* BEGIN Extracted material *

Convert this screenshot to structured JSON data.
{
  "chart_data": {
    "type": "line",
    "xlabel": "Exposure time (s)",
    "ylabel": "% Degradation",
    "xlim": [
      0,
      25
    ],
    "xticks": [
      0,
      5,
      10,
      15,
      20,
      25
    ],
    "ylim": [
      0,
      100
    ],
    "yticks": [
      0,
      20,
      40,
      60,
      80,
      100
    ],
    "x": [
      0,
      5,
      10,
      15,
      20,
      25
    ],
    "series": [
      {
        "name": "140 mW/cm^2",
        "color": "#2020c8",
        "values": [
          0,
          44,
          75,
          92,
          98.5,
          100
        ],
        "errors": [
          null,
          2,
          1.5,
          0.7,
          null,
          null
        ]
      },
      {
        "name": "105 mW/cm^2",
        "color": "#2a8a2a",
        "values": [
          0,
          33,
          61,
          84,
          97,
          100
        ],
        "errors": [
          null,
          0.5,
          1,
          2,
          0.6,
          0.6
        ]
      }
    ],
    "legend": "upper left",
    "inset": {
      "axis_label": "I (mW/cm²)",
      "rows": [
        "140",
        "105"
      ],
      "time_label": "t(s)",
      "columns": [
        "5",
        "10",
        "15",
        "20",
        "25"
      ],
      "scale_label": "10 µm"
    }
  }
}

* END Extracted material *

» What is being asked
Write out the data again, exactly and in full.

» Task output
Convert this screenshot to structured JSON data.
{
  "chart_data": {
    "type": "line",
    "xlabel": "Exposure time (s)",
    "ylabel": "% Degradation",
    "xlim": [
      0,
      25
    ],
    "xticks": [
      0,
      5,
      10,
      15,
      20,
      25
    ],
    "ylim": [
      0,
      100
    ],
    "yticks": [
      0,
      20,
      40,
      60,
      80,
      100
    ],
    "x": [
      0,
      5,
      10,
      15,
      20,
      25
    ],
    "series": [
      {
        "name": "140 mW/cm^2",
        "color": "#2020c8",
        "values": [
          0,
          44,
          75,
          92,
          98.5,
          100
        ],
        "errors": [
          null,
          2,
          1.5,
          0.7,
          null,
          null
        ]
      },
      {
        "name": "105 mW/cm^2",
        "color": "#2a8a2a",
        "values": [
          0,
          33,
          61,
          84,
          97,
          100
        ],
        "errors": [
          null,
          0.5,
          1,
          2,
          0.6,
          0.6
        ]
      }
    ],
    "legend": "upper left",
    "inset": {
      "axis_label": "I (mW/cm²)",
      "rows": [
        "140",
        "105"
      ],
      "time_label": "t(s)",
      "columns": [
        "5",
        "10",
        "15",
        "20",
        "25"
      ],
      "scale_label": "10 µm"
    }
  }
}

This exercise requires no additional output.